### Your goal
Write each line out again exactly as written.

(Stored dataset items)
____
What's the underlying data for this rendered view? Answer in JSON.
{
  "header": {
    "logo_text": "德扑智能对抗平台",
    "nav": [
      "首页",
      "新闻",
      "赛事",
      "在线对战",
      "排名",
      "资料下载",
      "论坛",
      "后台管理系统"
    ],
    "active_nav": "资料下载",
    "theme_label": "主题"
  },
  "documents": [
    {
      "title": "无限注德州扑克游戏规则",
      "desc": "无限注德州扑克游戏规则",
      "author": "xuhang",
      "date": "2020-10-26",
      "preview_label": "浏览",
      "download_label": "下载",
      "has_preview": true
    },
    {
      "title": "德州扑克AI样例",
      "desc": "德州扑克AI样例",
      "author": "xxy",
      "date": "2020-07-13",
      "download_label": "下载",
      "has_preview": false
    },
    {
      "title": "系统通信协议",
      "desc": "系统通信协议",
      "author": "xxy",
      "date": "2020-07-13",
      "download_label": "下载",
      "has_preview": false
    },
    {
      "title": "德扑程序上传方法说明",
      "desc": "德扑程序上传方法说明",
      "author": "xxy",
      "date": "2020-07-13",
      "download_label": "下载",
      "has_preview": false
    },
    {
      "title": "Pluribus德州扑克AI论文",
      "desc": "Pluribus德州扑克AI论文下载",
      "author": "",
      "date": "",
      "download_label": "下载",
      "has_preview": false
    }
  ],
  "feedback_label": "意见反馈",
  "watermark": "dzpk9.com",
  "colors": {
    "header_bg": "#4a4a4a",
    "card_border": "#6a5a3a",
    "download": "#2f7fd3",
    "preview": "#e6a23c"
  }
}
____
### Full solution
What's the underlying data for this rendered view? Answer in JSON.
{
  "header": {
    "logo_text": "德扑智能对抗平台",
    "nav": [
      "首页",
      "新闻",
      "赛事",
      "在线对战",
      "排名",
      "资料下载",
      "论坛",
      "后台管理系统"
    ],
    "active_nav": "资料下载",
    "theme_label": "主题"
  },
  "documents": [
    {
      "title": "无限注德州扑克游戏规则",
      "desc": "无限注德州扑克游戏规则",
      "author": "xuhang",
      "date": "2020-10-26",
      "preview_label": "浏览",
      "download_label": "下载",
      "has_preview": true
    },
    {
      "title": "德州扑克AI样例",
      "desc": "德州扑克AI样例",
      "author": "xxy",
      "date": "2020-07-13",
      "download_label": "下载",
      "has_preview": false
    },
    {
      "title": "系统通信协议",
      "desc": "系统通信协议",
      "author": "xxy",
      "date": "2020-07-13",
      "download_label": "下载",
      "has_preview": false
    },
    {
      "title": "德扑程序上传方法说明",
      "desc": "德扑程序上传方法说明",
      "author": "xxy",
      "date": "2020-07-13",
      "download_label": "下载",
      "has_preview": false
    },
    {
      "title": "Pluribus德州扑克AI论文",
      "desc": "Pluribus德州扑克AI论文下载",
      "author": "",
      "date": "",
      "download_label": "下载",
      "has_preview": false
    }
  ],
  "feedback_label": "意见反馈",
  "watermark": "dzpk9.com",
  "colors": {
    "header_bg": "#4a4a4a",
    "card_border": "#6a5a3a",
    "download": "#2f7fd3",
    "preview": "#e6a23c"
  }
}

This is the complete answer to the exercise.